Task requirements: Without the pictures, give the entries below again exactly as written.

- - - - -

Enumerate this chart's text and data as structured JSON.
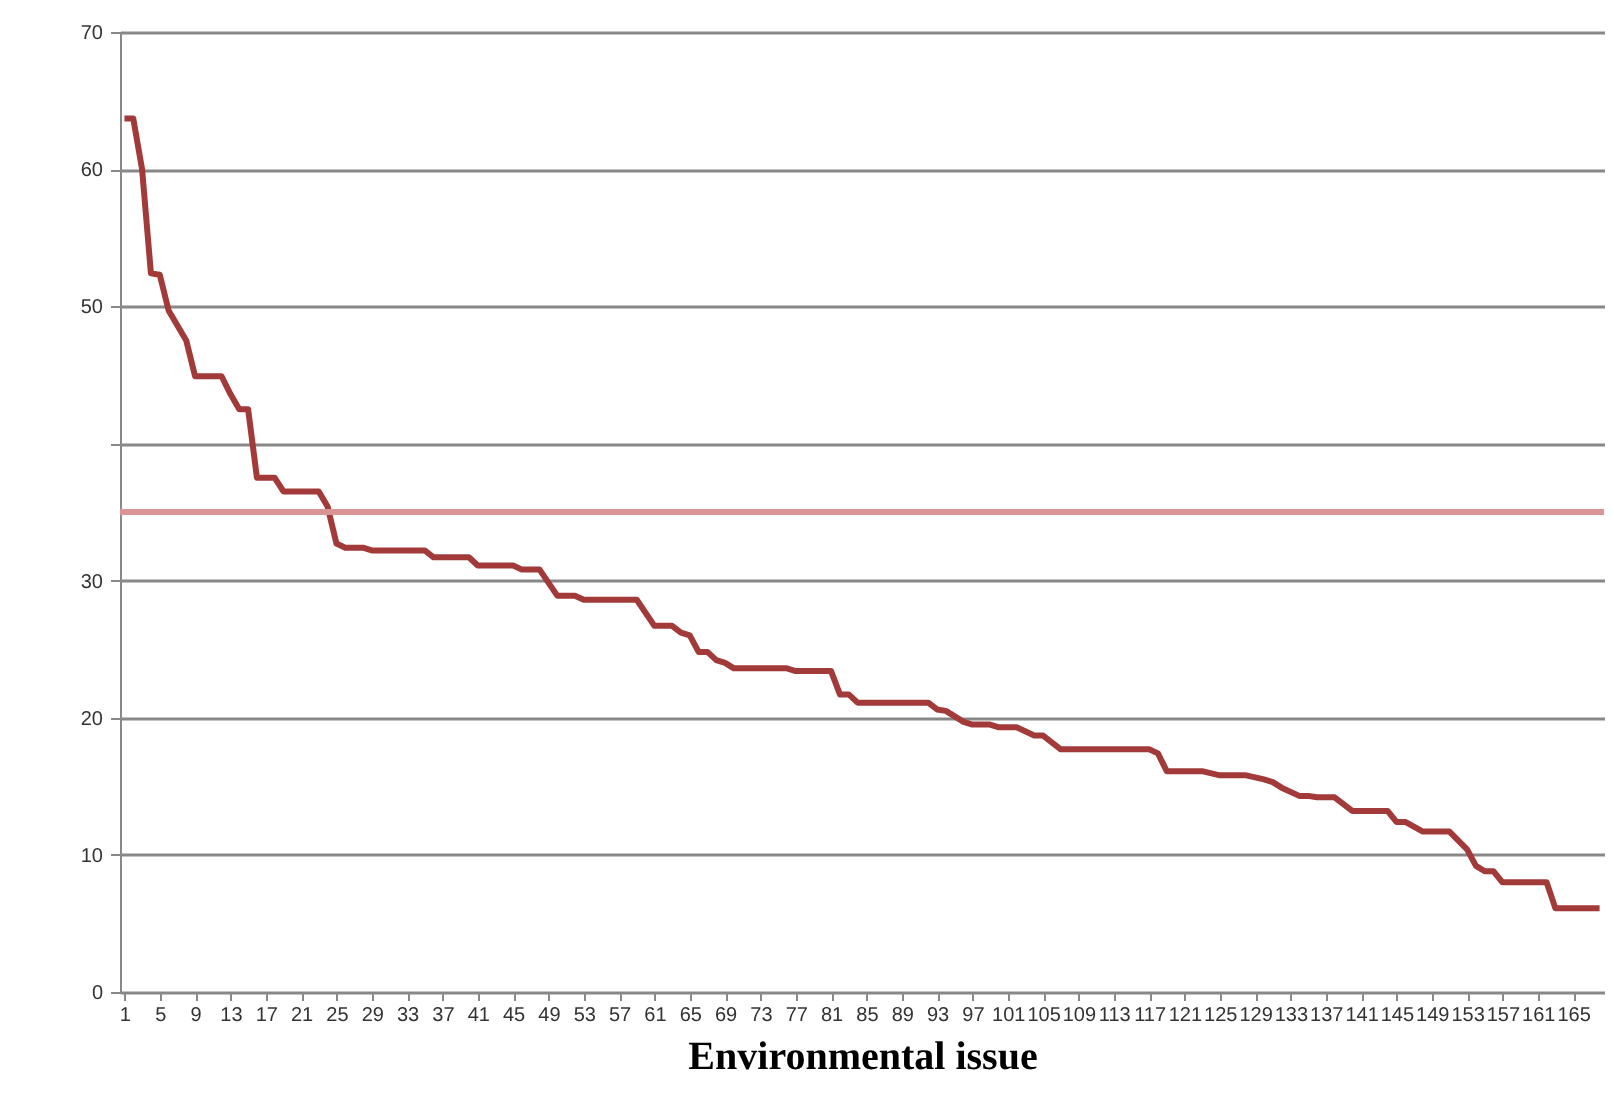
{
  "chart_data": {
    "type": "line",
    "xlabel": "Environmental issue",
    "x": [
      1,
      2,
      3,
      4,
      5,
      6,
      8,
      9,
      12,
      13,
      14,
      15,
      16,
      18,
      19,
      23,
      24,
      25,
      26,
      28,
      29,
      35,
      36,
      40,
      41,
      45,
      46,
      48,
      50,
      52,
      53,
      59,
      61,
      63,
      64,
      65,
      66,
      67,
      68,
      69,
      70,
      76,
      77,
      81,
      82,
      83,
      84,
      92,
      93,
      94,
      96,
      97,
      99,
      100,
      102,
      104,
      105,
      107,
      117,
      118,
      119,
      123,
      125,
      128,
      130,
      131,
      132,
      134,
      135,
      136,
      138,
      140,
      144,
      145,
      146,
      148,
      151,
      153,
      154,
      155,
      156,
      157,
      162,
      163,
      168
    ],
    "series": [
      {
        "color": "#a33a3a",
        "values": [
          63.7,
          63.7,
          60,
          52.4,
          52.3,
          49.7,
          47.5,
          44.9,
          44.9,
          43.6,
          42.5,
          42.5,
          37.5,
          37.5,
          36.5,
          36.5,
          35.4,
          32.7,
          32.4,
          32.4,
          32.2,
          32.2,
          31.7,
          31.7,
          31.1,
          31.1,
          30.8,
          30.8,
          28.9,
          28.9,
          28.6,
          28.6,
          26.7,
          26.7,
          26.2,
          26,
          24.8,
          24.8,
          24.2,
          24,
          23.6,
          23.6,
          23.4,
          23.4,
          21.7,
          21.7,
          21.1,
          21.1,
          20.6,
          20.5,
          19.7,
          19.5,
          19.5,
          19.3,
          19.3,
          18.7,
          18.7,
          17.7,
          17.7,
          17.4,
          16.1,
          16.1,
          15.8,
          15.8,
          15.5,
          15.3,
          14.9,
          14.3,
          14.3,
          14.2,
          14.2,
          13.2,
          13.2,
          12.4,
          12.4,
          11.7,
          11.7,
          10.4,
          9.2,
          8.8,
          8.8,
          8.0,
          8.0,
          6.1,
          6.1
        ]
      }
    ],
    "xlim": [
      0.5,
      168.5
    ],
    "xticks": [
      1,
      5,
      9,
      13,
      17,
      21,
      25,
      29,
      33,
      37,
      41,
      45,
      49,
      53,
      57,
      61,
      65,
      69,
      73,
      77,
      81,
      85,
      89,
      93,
      97,
      101,
      105,
      109,
      113,
      117,
      121,
      125,
      129,
      133,
      137,
      141,
      145,
      149,
      153,
      157,
      161,
      165
    ],
    "ylim": [
      0,
      70
    ],
    "yticks": [
      0,
      10,
      20,
      30,
      {
        "value": 40,
        "label": null
      },
      50,
      60,
      70
    ],
    "grid": "y",
    "ref_lines": [
      {
        "axis": "y",
        "value": 35,
        "color": "#d99594"
      }
    ],
    "line_style": "solid"
  }
}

- - - - -

Task output:
Enumerate this chart's text and data as structured JSON.
{
  "chart_data": {
    "type": "line",
    "xlabel": "Environmental issue",
    "x": [
      1,
      2,
      3,
      4,
      5,
      6,
      8,
      9,
      12,
      13,
      14,
      15,
      16,
      18,
      19,
      23,
      24,
      25,
      26,
      28,
      29,
      35,
      36,
      40,
      41,
      45,
      46,
      48,
      50,
      52,
      53,
      59,
      61,
      63,
      64,
      65,
      66,
      67,
      68,
      69,
      70,
      76,
      77,
      81,
      82,
      83,
      84,
      92,
      93,
      94,
      96,
      97,
      99,
      100,
      102,
      104,
      105,
      107,
      117,
      118,
      119,
      123,
      125,
      128,
      130,
      131,
      132,
      134,
      135,
      136,
      138,
      140,
      144,
      145,
      146,
      148,
      151,
      153,
      154,
      155,
      156,
      157,
      162,
      163,
      168
    ],
    "series": [
      {
        "color": "#a33a3a",
        "values": [
          63.7,
          63.7,
          60,
          52.4,
          52.3,
          49.7,
          47.5,
          44.9,
          44.9,
          43.6,
          42.5,
          42.5,
          37.5,
          37.5,
          36.5,
          36.5,
          35.4,
          32.7,
          32.4,
          32.4,
          32.2,
          32.2,
          31.7,
          31.7,
          31.1,
          31.1,
          30.8,
          30.8,
          28.9,
          28.9,
          28.6,
          28.6,
          26.7,
          26.7,
          26.2,
          26,
          24.8,
          24.8,
          24.2,
          24,
          23.6,
          23.6,
          23.4,
          23.4,
          21.7,
          21.7,
          21.1,
          21.1,
          20.6,
          20.5,
          19.7,
          19.5,
          19.5,
          19.3,
          19.3,
          18.7,
          18.7,
          17.7,
          17.7,
          17.4,
          16.1,
          16.1,
          15.8,
          15.8,
          15.5,
          15.3,
          14.9,
          14.3,
          14.3,
          14.2,
          14.2,
          13.2,
          13.2,
          12.4,
          12.4,
          11.7,
          11.7,
          10.4,
          9.2,
          8.8,
          8.8,
          8.0,
          8.0,
          6.1,
          6.1
        ]
      }
    ],
    "xlim": [
      0.5,
      168.5
    ],
    "xticks": [
      1,
      5,
      9,
      13,
      17,
      21,
      25,
      29,
      33,
      37,
      41,
      45,
      49,
      53,
      57,
      61,
      65,
      69,
      73,
      77,
      81,
      85,
      89,
      93,
      97,
      101,
      105,
      109,
      113,
      117,
      121,
      125,
      129,
      133,
      137,
      141,
      145,
      149,
      153,
      157,
      161,
      165
    ],
    "ylim": [
      0,
      70
    ],
    "yticks": [
      0,
      10,
      20,
      30,
      {
        "value": 40,
        "label": null
      },
      50,
      60,
      70
    ],
    "grid": "y",
    "ref_lines": [
      {
        "axis": "y",
        "value": 35,
        "color": "#d99594"
      }
    ],
    "line_style": "solid"
  }
}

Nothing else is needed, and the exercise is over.